* **DO THIS**
Copy out all the entries word for word.

* **DATA SUPPLIED**
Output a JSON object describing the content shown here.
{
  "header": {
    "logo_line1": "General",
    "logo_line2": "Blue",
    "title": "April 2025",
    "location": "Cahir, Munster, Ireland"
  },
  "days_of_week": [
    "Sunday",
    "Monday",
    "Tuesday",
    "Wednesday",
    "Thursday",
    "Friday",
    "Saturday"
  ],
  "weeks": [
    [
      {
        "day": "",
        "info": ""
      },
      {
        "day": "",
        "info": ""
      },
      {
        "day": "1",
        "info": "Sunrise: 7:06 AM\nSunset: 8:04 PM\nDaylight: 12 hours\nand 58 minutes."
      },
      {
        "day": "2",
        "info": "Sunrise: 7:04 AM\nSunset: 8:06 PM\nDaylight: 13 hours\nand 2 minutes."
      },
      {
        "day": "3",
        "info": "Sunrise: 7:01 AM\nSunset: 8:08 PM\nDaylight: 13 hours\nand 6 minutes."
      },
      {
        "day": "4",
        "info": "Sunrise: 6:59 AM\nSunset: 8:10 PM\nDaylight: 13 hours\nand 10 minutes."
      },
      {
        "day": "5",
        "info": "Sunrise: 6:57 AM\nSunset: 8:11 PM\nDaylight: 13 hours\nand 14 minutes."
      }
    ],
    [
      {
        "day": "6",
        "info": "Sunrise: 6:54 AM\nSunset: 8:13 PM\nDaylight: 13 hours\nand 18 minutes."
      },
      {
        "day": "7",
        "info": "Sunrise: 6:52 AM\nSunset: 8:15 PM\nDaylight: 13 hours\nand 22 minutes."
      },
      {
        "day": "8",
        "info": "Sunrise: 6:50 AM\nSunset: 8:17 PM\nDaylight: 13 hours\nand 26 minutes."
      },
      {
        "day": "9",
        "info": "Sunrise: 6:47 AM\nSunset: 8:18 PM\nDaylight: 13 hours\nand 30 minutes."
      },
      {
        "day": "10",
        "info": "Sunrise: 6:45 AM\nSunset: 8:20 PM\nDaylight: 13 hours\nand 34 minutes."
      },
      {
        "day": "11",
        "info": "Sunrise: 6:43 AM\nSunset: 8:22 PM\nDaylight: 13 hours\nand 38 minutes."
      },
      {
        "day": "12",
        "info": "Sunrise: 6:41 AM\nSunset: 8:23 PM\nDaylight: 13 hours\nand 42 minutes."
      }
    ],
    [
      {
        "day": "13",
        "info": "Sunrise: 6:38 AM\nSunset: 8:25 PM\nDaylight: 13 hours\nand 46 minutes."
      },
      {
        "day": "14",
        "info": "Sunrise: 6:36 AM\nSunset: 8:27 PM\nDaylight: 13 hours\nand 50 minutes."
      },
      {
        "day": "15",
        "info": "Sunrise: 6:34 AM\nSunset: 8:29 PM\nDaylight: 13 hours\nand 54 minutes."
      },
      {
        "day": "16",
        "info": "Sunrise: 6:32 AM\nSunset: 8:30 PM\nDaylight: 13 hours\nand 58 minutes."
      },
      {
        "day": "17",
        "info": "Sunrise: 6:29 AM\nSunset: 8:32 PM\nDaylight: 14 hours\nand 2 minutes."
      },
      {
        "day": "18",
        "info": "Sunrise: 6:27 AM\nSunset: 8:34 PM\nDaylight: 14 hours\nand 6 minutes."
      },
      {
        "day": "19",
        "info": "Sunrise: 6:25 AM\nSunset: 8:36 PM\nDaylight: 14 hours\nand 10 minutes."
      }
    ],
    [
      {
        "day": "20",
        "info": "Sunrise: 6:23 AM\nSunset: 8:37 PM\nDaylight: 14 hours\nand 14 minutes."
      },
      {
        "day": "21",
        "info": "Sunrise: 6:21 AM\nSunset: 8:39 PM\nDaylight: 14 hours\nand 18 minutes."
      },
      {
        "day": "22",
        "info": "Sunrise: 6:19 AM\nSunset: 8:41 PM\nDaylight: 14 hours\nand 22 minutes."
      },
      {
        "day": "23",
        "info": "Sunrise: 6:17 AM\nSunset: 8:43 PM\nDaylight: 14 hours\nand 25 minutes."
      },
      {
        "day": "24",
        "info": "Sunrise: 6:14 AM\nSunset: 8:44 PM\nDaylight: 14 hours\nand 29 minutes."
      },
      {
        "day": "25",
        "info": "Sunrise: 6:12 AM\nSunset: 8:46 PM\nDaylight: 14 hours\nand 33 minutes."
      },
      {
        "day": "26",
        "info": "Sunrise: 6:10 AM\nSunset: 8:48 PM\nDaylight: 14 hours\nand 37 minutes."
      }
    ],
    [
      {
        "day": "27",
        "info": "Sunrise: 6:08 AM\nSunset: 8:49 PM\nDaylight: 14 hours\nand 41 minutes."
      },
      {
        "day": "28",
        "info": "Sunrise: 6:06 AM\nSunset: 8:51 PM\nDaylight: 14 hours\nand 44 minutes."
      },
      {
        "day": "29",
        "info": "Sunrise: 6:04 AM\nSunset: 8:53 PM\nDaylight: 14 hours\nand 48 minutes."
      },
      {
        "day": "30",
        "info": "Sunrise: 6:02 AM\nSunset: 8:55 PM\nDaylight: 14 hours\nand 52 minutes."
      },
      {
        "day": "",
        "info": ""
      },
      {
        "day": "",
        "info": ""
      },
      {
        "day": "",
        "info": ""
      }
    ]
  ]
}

* **SOLUTION TO THIS EXERCISE**
Output a JSON object describing the content shown here.
{
  "header": {
    "logo_line1": "General",
    "logo_line2": "Blue",
    "title": "April 2025",
    "location": "Cahir, Munster, Ireland"
  },
  "days_of_week": [
    "Sunday",
    "Monday",
    "Tuesday",
    "Wednesday",
    "Thursday",
    "Friday",
    "Saturday"
  ],
  "weeks": [
    [
      {
        "day": "",
        "info": ""
      },
      {
        "day": "",
        "info": ""
      },
      {
        "day": "1",
        "info": "Sunrise: 7:06 AM\nSunset: 8:04 PM\nDaylight: 12 hours\nand 58 minutes."
      },
      {
        "day": "2",
        "info": "Sunrise: 7:04 AM\nSunset: 8:06 PM\nDaylight: 13 hours\nand 2 minutes."
      },
      {
        "day": "3",
        "info": "Sunrise: 7:01 AM\nSunset: 8:08 PM\nDaylight: 13 hours\nand 6 minutes."
      },
      {
        "day": "4",
        "info": "Sunrise: 6:59 AM\nSunset: 8:10 PM\nDaylight: 13 hours\nand 10 minutes."
      },
      {
        "day": "5",
        "info": "Sunrise: 6:57 AM\nSunset: 8:11 PM\nDaylight: 13 hours\nand 14 minutes."
      }
    ],
    [
      {
        "day": "6",
        "info": "Sunrise: 6:54 AM\nSunset: 8:13 PM\nDaylight: 13 hours\nand 18 minutes."
      },
      {
        "day": "7",
        "info": "Sunrise: 6:52 AM\nSunset: 8:15 PM\nDaylight: 13 hours\nand 22 minutes."
      },
      {
        "day": "8",
        "info": "Sunrise: 6:50 AM\nSunset: 8:17 PM\nDaylight: 13 hours\nand 26 minutes."
      },
      {
        "day": "9",
        "info": "Sunrise: 6:47 AM\nSunset: 8:18 PM\nDaylight: 13 hours\nand 30 minutes."
      },
      {
        "day": "10",
        "info": "Sunrise: 6:45 AM\nSunset: 8:20 PM\nDaylight: 13 hours\nand 34 minutes."
      },
      {
        "day": "11",
        "info": "Sunrise: 6:43 AM\nSunset: 8:22 PM\nDaylight: 13 hours\nand 38 minutes."
      },
      {
        "day": "12",
        "info": "Sunrise: 6:41 AM\nSunset: 8:23 PM\nDaylight: 13 hours\nand 42 minutes."
      }
    ],
    [
      {
        "day": "13",
        "info": "Sunrise: 6:38 AM\nSunset: 8:25 PM\nDaylight: 13 hours\nand 46 minutes."
      },
      {
        "day": "14",
        "info": "Sunrise: 6:36 AM\nSunset: 8:27 PM\nDaylight: 13 hours\nand 50 minutes."
      },
      {
        "day": "15",
        "info": "Sunrise: 6:34 AM\nSunset: 8:29 PM\nDaylight: 13 hours\nand 54 minutes."
      },
      {
        "day": "16",
        "info": "Sunrise: 6:32 AM\nSunset: 8:30 PM\nDaylight: 13 hours\nand 58 minutes."
      },
      {
        "day": "17",
        "info": "Sunrise: 6:29 AM\nSunset: 8:32 PM\nDaylight: 14 hours\nand 2 minutes."
      },
      {
        "day": "18",
        "info": "Sunrise: 6:27 AM\nSunset: 8:34 PM\nDaylight: 14 hours\nand 6 minutes."
      },
      {
        "day": "19",
        "info": "Sunrise: 6:25 AM\nSunset: 8:36 PM\nDaylight: 14 hours\nand 10 minutes."
      }
    ],
    [
      {
        "day": "20",
        "info": "Sunrise: 6:23 AM\nSunset: 8:37 PM\nDaylight: 14 hours\nand 14 minutes."
      },
      {
        "day": "21",
        "info": "Sunrise: 6:21 AM\nSunset: 8:39 PM\nDaylight: 14 hours\nand 18 minutes."
      },
      {
        "day": "22",
        "info": "Sunrise: 6:19 AM\nSunset: 8:41 PM\nDaylight: 14 hours\nand 22 minutes."
      },
      {
        "day": "23",
        "info": "Sunrise: 6:17 AM\nSunset: 8:43 PM\nDaylight: 14 hours\nand 25 minutes."
      },
      {
        "day": "24",
        "info": "Sunrise: 6:14 AM\nSunset: 8:44 PM\nDaylight: 14 hours\nand 29 minutes."
      },
      {
        "day": "25",
        "info": "Sunrise: 6:12 AM\nSunset: 8:46 PM\nDaylight: 14 hours\nand 33 minutes."
      },
      {
        "day": "26",
        "info": "Sunrise: 6:10 AM\nSunset: 8:48 PM\nDaylight: 14 hours\nand 37 minutes."
      }
    ],
    [
      {
        "day": "27",
        "info": "Sunrise: 6:08 AM\nSunset: 8:49 PM\nDaylight: 14 hours\nand 41 minutes."
      },
      {
        "day": "28",
        "info": "Sunrise: 6:06 AM\nSunset: 8:51 PM\nDaylight: 14 hours\nand 44 minutes."
      },
      {
        "day": "29",
        "info": "Sunrise: 6:04 AM\nSunset: 8:53 PM\nDaylight: 14 hours\nand 48 minutes."
      },
      {
        "day": "30",
        "info": "Sunrise: 6:02 AM\nSunset: 8:55 PM\nDaylight: 14 hours\nand 52 minutes."
      },
      {
        "day": "",
        "info": ""
      },
      {
        "day": "",
        "info": ""
      },
      {
        "day": "",
        "info": ""
      }
    ]
  ]
}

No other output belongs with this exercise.